* [TO BE DONE]
Each line of the data that includes the string "extensions" is to be copied out.

[Stored data]
--*--

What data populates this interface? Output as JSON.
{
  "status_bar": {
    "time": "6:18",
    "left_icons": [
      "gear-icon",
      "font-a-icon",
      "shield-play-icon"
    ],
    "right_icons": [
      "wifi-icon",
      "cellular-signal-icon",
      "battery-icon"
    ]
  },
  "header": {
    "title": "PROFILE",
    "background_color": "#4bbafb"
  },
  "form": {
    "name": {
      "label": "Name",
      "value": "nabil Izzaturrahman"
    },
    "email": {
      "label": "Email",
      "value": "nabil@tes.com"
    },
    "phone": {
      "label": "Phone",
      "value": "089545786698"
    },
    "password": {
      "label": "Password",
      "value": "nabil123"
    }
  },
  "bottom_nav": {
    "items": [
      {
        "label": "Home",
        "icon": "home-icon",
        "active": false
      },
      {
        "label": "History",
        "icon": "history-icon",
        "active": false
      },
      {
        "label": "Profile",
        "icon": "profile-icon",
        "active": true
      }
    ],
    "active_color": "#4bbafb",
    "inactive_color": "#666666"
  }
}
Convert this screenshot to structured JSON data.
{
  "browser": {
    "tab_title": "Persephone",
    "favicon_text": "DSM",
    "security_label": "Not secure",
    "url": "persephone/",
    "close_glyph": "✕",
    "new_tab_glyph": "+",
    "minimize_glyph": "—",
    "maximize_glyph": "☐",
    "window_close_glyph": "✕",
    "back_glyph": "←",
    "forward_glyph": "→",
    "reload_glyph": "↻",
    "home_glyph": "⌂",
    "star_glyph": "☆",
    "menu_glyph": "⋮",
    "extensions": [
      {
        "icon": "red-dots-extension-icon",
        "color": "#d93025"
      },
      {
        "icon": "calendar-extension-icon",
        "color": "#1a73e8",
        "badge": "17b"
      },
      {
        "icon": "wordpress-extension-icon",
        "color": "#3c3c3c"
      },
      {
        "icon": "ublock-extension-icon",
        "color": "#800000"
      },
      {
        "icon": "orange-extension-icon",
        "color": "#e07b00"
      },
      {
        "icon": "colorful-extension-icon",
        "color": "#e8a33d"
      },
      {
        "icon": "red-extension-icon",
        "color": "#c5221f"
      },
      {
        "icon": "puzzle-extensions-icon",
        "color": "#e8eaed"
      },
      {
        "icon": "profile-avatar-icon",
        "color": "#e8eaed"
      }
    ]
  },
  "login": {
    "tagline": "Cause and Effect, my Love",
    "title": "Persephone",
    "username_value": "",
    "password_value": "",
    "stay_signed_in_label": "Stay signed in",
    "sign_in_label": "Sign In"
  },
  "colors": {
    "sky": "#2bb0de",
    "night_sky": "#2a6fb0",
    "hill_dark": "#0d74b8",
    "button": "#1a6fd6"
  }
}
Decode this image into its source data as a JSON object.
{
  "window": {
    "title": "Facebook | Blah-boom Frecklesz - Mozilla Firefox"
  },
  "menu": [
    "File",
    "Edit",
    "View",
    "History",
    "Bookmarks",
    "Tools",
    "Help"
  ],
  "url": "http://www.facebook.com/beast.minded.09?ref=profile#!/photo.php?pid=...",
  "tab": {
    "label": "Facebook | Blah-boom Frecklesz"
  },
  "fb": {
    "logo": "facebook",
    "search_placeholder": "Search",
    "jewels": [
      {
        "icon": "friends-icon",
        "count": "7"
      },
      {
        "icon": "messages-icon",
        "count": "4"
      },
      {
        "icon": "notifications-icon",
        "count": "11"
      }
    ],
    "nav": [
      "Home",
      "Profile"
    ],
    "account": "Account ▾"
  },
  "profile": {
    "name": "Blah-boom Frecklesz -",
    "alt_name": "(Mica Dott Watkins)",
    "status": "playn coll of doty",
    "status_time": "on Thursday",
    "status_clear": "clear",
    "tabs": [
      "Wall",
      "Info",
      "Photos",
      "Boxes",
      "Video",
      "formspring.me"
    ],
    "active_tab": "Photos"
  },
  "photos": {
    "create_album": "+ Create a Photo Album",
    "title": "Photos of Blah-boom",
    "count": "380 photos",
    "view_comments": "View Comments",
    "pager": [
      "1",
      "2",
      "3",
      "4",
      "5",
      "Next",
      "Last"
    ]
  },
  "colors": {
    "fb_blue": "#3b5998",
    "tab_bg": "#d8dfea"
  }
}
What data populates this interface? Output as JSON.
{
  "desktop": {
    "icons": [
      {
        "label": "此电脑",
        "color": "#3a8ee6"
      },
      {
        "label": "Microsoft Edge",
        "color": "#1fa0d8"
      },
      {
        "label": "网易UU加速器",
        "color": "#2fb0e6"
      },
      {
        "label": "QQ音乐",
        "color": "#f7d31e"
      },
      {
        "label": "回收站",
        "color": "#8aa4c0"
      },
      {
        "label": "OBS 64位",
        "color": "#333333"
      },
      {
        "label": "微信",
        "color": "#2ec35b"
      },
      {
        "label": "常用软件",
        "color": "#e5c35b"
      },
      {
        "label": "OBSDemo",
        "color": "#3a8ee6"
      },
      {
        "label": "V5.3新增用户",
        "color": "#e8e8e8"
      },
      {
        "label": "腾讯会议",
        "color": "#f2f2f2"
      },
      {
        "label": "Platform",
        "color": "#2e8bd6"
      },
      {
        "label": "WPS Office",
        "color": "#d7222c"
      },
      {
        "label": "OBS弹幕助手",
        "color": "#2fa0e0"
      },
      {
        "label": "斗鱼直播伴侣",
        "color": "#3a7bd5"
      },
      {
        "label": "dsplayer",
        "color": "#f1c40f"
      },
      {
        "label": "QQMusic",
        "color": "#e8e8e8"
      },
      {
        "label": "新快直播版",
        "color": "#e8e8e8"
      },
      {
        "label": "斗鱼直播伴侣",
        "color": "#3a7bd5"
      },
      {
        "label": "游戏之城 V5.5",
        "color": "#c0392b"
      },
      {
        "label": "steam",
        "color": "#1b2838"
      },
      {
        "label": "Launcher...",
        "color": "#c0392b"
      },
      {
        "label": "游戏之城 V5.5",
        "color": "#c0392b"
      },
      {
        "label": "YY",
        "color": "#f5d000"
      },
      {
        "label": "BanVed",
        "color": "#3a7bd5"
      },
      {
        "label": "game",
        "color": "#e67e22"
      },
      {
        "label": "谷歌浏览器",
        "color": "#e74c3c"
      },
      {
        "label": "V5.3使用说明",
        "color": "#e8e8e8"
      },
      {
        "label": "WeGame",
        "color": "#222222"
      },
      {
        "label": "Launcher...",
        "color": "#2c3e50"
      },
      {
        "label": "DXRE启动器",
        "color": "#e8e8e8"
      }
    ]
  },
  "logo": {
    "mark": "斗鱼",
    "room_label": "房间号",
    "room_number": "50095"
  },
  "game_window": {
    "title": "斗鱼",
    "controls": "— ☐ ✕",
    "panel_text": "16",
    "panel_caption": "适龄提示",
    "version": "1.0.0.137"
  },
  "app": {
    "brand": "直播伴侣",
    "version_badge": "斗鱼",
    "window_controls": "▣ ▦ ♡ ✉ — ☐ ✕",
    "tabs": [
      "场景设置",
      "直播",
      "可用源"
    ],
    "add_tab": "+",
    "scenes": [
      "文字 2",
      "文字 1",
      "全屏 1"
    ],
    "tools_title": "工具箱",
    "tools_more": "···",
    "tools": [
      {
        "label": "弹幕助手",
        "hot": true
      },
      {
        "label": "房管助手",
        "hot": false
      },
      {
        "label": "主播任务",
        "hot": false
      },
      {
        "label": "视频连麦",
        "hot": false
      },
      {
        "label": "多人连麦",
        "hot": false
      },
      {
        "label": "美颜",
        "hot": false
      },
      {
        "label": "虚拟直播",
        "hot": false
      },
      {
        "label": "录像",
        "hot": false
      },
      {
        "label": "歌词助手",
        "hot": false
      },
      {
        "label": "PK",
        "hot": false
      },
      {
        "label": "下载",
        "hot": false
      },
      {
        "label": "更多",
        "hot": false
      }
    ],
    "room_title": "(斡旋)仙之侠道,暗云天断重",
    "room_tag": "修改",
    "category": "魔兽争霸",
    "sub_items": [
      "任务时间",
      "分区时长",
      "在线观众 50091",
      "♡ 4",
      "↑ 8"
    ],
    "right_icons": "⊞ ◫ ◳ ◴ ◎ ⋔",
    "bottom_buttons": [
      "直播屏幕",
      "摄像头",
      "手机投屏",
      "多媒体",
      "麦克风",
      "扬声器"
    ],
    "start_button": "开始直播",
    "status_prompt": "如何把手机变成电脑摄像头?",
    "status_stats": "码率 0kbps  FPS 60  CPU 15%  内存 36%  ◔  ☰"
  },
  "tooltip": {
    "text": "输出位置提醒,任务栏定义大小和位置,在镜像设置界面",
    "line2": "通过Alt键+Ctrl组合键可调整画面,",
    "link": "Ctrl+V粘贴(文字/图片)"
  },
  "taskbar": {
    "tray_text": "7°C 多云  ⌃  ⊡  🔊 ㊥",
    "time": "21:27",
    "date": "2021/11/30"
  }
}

--*--

* [ANSWER]
    "extensions": [
        "icon": "puzzle-extensions-icon",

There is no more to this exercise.